## TASK TO COMPLETE
Keep every line where the word "Юрченко" appears; drop the rest.

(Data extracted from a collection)
↓

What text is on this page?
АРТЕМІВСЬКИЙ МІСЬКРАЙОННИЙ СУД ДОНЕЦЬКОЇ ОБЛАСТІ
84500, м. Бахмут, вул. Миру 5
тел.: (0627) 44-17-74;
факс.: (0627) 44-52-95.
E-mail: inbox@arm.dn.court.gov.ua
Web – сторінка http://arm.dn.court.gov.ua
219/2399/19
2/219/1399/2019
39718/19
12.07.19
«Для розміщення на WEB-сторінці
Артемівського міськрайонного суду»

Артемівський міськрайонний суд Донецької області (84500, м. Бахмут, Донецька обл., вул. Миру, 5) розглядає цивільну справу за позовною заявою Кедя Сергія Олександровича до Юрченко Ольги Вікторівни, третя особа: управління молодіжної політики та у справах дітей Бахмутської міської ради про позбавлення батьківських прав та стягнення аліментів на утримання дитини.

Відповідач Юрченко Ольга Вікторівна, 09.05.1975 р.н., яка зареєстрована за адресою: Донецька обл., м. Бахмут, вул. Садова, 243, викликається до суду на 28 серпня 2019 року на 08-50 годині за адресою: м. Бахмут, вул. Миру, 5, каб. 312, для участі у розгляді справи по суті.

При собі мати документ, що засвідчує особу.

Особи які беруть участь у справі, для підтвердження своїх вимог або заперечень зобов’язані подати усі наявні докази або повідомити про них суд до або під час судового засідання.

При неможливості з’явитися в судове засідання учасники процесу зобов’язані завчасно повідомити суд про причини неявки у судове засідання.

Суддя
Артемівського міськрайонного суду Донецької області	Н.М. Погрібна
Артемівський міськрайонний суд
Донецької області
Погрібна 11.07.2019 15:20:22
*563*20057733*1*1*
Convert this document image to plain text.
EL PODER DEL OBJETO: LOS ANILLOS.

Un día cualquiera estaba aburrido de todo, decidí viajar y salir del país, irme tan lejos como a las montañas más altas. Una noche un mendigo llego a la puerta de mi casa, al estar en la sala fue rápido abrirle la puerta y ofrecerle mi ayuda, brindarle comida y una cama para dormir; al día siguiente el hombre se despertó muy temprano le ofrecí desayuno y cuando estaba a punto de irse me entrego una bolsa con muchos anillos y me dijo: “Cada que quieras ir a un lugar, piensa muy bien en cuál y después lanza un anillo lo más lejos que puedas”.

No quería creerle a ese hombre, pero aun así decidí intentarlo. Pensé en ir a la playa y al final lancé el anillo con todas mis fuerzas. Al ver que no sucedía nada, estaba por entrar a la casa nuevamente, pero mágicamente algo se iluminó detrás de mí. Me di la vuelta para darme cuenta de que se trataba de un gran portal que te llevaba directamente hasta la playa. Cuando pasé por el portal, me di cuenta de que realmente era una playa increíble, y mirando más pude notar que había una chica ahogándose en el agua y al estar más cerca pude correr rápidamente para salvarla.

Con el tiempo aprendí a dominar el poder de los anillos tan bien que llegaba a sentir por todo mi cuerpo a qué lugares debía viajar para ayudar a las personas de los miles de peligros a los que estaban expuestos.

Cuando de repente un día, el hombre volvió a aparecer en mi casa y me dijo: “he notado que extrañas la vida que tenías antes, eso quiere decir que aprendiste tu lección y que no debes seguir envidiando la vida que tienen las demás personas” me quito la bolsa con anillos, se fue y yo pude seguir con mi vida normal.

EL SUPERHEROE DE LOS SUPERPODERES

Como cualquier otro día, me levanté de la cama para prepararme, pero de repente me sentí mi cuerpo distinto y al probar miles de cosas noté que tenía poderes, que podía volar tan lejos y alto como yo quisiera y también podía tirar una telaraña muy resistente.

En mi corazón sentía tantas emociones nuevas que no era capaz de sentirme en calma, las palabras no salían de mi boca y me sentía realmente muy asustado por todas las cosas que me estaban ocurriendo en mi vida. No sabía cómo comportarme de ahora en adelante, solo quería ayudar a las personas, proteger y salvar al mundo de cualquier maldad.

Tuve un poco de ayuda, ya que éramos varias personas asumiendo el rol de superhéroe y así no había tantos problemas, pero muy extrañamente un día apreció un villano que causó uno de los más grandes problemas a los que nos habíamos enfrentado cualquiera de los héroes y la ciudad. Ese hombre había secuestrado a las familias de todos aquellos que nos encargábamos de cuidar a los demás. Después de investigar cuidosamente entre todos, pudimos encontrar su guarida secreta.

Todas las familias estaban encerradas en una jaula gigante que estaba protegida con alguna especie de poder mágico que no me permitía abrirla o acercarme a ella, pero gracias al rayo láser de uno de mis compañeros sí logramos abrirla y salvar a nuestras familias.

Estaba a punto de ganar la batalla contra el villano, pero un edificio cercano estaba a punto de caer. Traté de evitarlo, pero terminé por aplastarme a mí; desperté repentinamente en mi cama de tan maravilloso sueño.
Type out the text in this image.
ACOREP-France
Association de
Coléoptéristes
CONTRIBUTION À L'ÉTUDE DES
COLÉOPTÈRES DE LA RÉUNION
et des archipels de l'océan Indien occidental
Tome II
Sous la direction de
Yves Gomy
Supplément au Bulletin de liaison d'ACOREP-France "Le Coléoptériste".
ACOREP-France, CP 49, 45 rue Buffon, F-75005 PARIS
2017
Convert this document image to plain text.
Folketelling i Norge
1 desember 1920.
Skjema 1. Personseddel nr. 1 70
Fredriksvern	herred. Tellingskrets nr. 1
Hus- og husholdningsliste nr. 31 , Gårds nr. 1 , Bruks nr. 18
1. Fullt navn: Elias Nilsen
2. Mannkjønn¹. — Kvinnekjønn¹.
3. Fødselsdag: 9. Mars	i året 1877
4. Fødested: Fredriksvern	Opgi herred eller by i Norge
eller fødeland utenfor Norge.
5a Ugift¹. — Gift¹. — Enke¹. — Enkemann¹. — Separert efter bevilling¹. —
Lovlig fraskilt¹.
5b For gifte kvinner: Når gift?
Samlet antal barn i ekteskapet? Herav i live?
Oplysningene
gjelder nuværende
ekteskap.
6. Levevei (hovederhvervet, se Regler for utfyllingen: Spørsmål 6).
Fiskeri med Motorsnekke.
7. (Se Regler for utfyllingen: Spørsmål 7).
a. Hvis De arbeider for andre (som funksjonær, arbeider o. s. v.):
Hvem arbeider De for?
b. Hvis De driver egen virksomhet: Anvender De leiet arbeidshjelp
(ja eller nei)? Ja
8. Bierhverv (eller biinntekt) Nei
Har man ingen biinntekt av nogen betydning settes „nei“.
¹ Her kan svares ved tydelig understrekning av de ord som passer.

↑

## RESULT FOR THIS EXERCISE
Артемівський міськрайонний суд Донецької області (84500, м. Бахмут, Донецька обл., вул. Миру, 5) розглядає цивільну справу за позовною заявою Кедя Сергія Олександровича до Юрченко Ольги Вікторівни, третя особа: управління молодіжної політики та у справах дітей Бахмутської міської ради про позбавлення батьківських прав та стягнення аліментів на утримання дитини.
Відповідач Юрченко Ольга Вікторівна, 09.05.1975 р.н., яка зареєстрована за адресою: Донецька обл., м. Бахмут, вул. Садова, 243, викликається до суду на 28 серпня 2019 року на 08-50 годині за адресою: м. Бахмут, вул. Миру, 5, каб. 312, для участі у розгляді справи по суті.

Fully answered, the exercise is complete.